Document segment Start Marker
That New York flavor we get even extends to a late night car chase through midtown around Grand Central that ends with a crash at about Park and 53rd, as well as a fight scene on an elevated train somewhere in the outer boroughs. None of it’s done with any particular flair but it’s fun to see these kind of sequences filmed on location. During one exterior outside of Sardi’s we can see THE CHAMP on the marquee of the Loews Astor Plaza down the street, placing when the scene was shot at somewhere between April and June of 1979. Once again, I’m finding myself more interested in the stuff going on in the corners of the Manhattan frame than the actual movie. I was paying so much attention to this aspect that when the film got to the big burning building climax (a lot of elements in this seem to have turned up in the SPIDER-MAN movies, but that probably comes with the territory) and familiar face Kenneth Tobey turned up playing the firechief I figured this section had to have been filmed on a backlot in Hollywood (no local reporters turn up here either). It was probably easier considering all the logistics involved and the movie manages to cover it well—the sequence climaxes in a pretty impressive physical effect as well. Immediately following this, the film even cuts back to location footage in New York for the final shot and the result is pretty seamless. Things like that probably impressed me more than anything else in HERO AT LARGE and while it’s ultimately kind of forgettable, it’s too likable for me to get worked up over. And yes, it sucks that John Ritter is still dead.
Document segment End Marker
(The task):
In the film review, what lets the writer date the shooting of the scene outside Sardi's to between April and June of 1979? Explain in one to three sentences.
Extracted material Start Marker
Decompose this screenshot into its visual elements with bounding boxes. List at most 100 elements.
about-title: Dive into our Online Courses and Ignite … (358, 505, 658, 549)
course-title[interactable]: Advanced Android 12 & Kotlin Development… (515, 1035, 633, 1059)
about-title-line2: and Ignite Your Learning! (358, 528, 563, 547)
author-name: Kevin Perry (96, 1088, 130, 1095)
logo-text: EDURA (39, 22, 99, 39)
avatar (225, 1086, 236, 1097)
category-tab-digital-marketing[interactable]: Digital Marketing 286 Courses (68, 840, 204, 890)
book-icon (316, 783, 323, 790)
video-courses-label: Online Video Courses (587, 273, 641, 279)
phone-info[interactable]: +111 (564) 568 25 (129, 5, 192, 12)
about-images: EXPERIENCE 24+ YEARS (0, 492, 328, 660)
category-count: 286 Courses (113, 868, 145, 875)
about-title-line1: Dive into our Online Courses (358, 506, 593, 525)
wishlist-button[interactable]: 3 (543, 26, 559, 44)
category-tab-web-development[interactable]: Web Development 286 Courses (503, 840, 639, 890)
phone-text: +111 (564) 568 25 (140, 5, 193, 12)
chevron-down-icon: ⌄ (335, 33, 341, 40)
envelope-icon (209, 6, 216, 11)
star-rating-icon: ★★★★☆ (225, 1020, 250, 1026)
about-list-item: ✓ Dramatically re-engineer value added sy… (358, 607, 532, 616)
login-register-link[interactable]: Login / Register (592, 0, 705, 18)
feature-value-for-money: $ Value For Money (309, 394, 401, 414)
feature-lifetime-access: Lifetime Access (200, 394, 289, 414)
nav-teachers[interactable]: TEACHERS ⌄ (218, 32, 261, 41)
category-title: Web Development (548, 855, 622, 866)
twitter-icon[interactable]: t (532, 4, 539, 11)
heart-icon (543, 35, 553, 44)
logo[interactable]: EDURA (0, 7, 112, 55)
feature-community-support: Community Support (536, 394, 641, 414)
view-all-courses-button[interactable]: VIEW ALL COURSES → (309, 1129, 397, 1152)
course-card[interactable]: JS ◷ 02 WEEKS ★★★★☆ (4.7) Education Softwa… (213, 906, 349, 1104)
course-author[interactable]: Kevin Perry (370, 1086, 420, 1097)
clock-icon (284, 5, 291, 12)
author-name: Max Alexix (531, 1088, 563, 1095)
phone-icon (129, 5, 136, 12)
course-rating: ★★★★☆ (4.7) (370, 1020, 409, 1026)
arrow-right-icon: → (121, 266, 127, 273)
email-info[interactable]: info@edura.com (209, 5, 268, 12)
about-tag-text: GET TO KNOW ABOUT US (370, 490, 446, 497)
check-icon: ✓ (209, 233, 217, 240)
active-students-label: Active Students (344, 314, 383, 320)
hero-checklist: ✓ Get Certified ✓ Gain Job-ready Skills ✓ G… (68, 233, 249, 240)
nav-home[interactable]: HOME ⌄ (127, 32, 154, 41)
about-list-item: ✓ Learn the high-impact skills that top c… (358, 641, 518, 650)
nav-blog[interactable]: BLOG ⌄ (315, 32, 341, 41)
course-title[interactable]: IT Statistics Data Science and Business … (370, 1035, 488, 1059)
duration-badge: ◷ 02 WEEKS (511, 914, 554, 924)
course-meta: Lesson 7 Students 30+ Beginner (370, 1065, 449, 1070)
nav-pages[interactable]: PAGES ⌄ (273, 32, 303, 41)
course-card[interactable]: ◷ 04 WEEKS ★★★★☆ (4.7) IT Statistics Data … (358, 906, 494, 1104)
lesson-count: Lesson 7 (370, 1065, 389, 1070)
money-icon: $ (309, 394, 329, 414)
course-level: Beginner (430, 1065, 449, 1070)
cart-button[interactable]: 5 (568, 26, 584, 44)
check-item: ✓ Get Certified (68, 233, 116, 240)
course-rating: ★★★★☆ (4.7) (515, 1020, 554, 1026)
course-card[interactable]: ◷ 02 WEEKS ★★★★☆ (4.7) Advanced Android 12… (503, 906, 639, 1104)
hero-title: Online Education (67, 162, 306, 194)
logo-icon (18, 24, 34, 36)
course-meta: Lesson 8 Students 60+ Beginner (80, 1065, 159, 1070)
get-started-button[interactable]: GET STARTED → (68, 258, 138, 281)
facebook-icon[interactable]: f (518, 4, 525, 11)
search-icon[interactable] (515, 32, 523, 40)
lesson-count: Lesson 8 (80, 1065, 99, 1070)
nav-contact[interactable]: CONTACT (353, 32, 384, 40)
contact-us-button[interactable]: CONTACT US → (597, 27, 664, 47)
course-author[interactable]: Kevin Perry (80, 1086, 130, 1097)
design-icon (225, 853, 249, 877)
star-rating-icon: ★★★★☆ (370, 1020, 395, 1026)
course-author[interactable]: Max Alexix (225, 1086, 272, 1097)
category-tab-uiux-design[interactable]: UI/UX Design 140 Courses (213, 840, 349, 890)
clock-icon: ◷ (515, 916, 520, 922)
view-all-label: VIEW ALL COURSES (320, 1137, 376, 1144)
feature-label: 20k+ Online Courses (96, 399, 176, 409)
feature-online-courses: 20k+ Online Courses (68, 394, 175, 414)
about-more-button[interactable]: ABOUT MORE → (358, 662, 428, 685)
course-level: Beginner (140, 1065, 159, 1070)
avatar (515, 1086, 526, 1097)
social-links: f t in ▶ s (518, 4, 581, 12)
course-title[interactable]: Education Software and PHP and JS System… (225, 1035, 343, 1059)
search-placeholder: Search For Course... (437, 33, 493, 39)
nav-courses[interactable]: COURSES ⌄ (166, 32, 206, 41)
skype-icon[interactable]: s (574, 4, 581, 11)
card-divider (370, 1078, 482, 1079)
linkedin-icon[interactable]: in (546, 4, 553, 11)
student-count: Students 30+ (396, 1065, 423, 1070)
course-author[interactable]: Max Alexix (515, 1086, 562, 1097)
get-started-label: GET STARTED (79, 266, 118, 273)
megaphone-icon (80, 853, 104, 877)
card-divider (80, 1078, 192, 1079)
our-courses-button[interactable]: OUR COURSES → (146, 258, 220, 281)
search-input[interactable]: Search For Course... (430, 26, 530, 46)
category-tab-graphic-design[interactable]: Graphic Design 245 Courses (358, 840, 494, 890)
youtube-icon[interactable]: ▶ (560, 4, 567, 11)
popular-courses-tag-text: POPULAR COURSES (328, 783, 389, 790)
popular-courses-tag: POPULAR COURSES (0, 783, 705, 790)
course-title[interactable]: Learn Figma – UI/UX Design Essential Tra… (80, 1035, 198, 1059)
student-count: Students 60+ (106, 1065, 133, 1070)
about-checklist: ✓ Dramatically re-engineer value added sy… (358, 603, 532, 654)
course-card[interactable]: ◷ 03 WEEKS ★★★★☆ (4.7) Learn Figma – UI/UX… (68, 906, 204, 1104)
Extracted material End Marker
(Solution to this exercise):
During that exterior outside Sardi's, THE CHAMP is visible on the marquee of the Loews Astor Plaza down the street. That marquee is what places the shooting somewhere between April and June of 1979.